→ Short exercise
What follows is a block of records; restate each one word for word.

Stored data

+ + + +

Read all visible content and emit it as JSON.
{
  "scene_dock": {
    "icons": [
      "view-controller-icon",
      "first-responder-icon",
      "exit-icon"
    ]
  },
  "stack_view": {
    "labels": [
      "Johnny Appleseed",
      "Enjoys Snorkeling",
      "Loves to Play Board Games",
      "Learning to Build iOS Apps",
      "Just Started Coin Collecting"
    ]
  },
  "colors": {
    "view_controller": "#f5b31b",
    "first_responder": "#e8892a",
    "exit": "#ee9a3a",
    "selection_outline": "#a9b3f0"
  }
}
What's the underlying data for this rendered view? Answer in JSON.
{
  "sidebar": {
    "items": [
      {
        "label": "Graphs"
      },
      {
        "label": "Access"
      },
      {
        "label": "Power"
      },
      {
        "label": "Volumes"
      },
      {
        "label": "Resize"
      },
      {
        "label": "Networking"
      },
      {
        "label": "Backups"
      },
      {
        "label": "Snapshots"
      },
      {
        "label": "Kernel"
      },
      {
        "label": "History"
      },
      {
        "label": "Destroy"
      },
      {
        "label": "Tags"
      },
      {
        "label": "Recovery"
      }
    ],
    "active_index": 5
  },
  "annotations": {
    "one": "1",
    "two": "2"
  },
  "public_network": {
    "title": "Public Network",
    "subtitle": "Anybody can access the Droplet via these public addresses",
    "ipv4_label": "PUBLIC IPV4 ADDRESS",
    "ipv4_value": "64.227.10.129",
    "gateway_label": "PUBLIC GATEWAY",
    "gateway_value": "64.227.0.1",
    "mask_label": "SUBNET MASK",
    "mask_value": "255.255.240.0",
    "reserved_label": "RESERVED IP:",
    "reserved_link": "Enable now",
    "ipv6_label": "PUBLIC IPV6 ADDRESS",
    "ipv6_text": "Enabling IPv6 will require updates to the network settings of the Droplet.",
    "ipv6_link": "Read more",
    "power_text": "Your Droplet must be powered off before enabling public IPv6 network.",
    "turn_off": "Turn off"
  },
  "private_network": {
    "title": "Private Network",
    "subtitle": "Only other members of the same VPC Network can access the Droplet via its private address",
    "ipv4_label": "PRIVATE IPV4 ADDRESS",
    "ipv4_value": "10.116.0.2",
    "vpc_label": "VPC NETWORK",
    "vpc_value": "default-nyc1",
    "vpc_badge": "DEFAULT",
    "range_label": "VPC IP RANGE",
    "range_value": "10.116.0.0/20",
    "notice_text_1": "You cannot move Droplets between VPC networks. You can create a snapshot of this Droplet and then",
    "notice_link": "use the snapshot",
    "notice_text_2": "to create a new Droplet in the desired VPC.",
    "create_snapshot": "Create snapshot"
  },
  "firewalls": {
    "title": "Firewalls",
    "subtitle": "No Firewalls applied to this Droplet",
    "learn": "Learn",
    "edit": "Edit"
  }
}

+ + + +

→ Solution below
Read all visible content and emit it as JSON.
{
  "scene_dock": {
    "icons": [
      "view-controller-icon",
      "first-responder-icon",
      "exit-icon"
    ]
  },
  "stack_view": {
    "labels": [
      "Johnny Appleseed",
      "Enjoys Snorkeling",
      "Loves to Play Board Games",
      "Learning to Build iOS Apps",
      "Just Started Coin Collecting"
    ]
  },
  "colors": {
    "view_controller": "#f5b31b",
    "first_responder": "#e8892a",
    "exit": "#ee9a3a",
    "selection_outline": "#a9b3f0"
  }
}
What's the underlying data for this rendered view? Answer in JSON.
{
  "sidebar": {
    "items": [
      {
        "label": "Graphs"
      },
      {
        "label": "Access"
      },
      {
        "label": "Power"
      },
      {
        "label": "Volumes"
      },
      {
        "label": "Resize"
      },
      {
        "label": "Networking"
      },
      {
        "label": "Backups"
      },
      {
        "label": "Snapshots"
      },
      {
        "label": "Kernel"
      },
      {
        "label": "History"
      },
      {
        "label": "Destroy"
      },
      {
        "label": "Tags"
      },
      {
        "label": "Recovery"
      }
    ],
    "active_index": 5
  },
  "annotations": {
    "one": "1",
    "two": "2"
  },
  "public_network": {
    "title": "Public Network",
    "subtitle": "Anybody can access the Droplet via these public addresses",
    "ipv4_label": "PUBLIC IPV4 ADDRESS",
    "ipv4_value": "64.227.10.129",
    "gateway_label": "PUBLIC GATEWAY",
    "gateway_value": "64.227.0.1",
    "mask_label": "SUBNET MASK",
    "mask_value": "255.255.240.0",
    "reserved_label": "RESERVED IP:",
    "reserved_link": "Enable now",
    "ipv6_label": "PUBLIC IPV6 ADDRESS",
    "ipv6_text": "Enabling IPv6 will require updates to the network settings of the Droplet.",
    "ipv6_link": "Read more",
    "power_text": "Your Droplet must be powered off before enabling public IPv6 network.",
    "turn_off": "Turn off"
  },
  "private_network": {
    "title": "Private Network",
    "subtitle": "Only other members of the same VPC Network can access the Droplet via its private address",
    "ipv4_label": "PRIVATE IPV4 ADDRESS",
    "ipv4_value": "10.116.0.2",
    "vpc_label": "VPC NETWORK",
    "vpc_value": "default-nyc1",
    "vpc_badge": "DEFAULT",
    "range_label": "VPC IP RANGE",
    "range_value": "10.116.0.0/20",
    "notice_text_1": "You cannot move Droplets between VPC networks. You can create a snapshot of this Droplet and then",
    "notice_link": "use the snapshot",
    "notice_text_2": "to create a new Droplet in the desired VPC.",
    "create_snapshot": "Create snapshot"
  },
  "firewalls": {
    "title": "Firewalls",
    "subtitle": "No Firewalls applied to this Droplet",
    "learn": "Learn",
    "edit": "Edit"
  }
}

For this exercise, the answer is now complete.